(Stored data entries)
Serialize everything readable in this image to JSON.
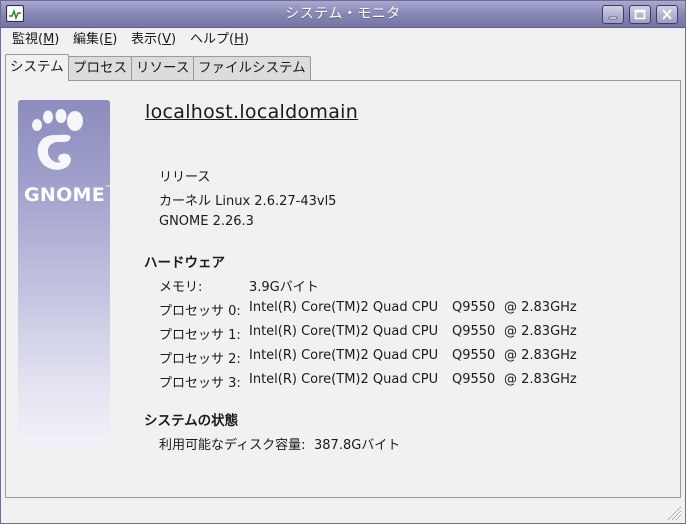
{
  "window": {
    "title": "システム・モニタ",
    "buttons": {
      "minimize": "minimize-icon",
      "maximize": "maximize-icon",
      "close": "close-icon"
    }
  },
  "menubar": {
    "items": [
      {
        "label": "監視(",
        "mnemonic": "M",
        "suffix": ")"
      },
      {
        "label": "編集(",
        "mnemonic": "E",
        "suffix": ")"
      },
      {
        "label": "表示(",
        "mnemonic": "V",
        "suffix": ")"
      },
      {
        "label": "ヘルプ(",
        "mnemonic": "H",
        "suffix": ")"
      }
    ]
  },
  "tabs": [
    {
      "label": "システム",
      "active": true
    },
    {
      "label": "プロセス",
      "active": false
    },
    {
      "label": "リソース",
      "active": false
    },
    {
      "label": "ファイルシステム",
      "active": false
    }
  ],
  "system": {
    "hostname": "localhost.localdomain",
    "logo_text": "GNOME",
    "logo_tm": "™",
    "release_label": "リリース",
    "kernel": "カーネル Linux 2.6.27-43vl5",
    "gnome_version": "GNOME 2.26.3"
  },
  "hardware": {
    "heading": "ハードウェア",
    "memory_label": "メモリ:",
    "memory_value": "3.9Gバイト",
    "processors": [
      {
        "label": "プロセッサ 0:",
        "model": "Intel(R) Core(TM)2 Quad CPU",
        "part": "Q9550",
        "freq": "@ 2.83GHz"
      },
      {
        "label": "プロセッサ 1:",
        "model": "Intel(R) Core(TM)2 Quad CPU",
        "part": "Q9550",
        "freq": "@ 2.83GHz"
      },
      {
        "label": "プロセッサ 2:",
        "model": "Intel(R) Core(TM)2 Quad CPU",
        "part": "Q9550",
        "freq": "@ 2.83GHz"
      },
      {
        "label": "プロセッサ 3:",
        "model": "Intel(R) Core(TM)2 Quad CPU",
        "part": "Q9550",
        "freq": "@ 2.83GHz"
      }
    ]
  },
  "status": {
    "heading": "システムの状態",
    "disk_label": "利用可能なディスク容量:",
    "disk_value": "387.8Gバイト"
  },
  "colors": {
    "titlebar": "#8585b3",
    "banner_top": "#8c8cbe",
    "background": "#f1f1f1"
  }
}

...

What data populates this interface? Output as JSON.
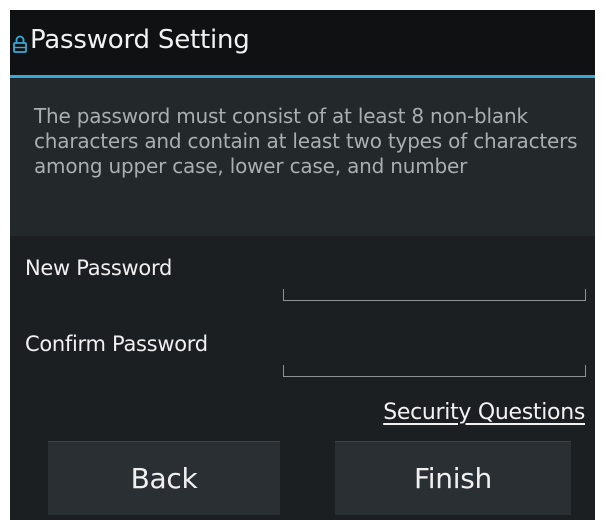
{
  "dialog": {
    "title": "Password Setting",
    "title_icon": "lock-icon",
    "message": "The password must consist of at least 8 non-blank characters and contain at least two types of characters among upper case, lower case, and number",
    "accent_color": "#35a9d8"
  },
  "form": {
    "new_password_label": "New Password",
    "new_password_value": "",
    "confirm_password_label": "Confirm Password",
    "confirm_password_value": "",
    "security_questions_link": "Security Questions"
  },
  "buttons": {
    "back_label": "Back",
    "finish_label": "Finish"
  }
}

[The exercise]: Give only the number of lines in the entries above that hold the string "GNOME".

[Response to this task]: 2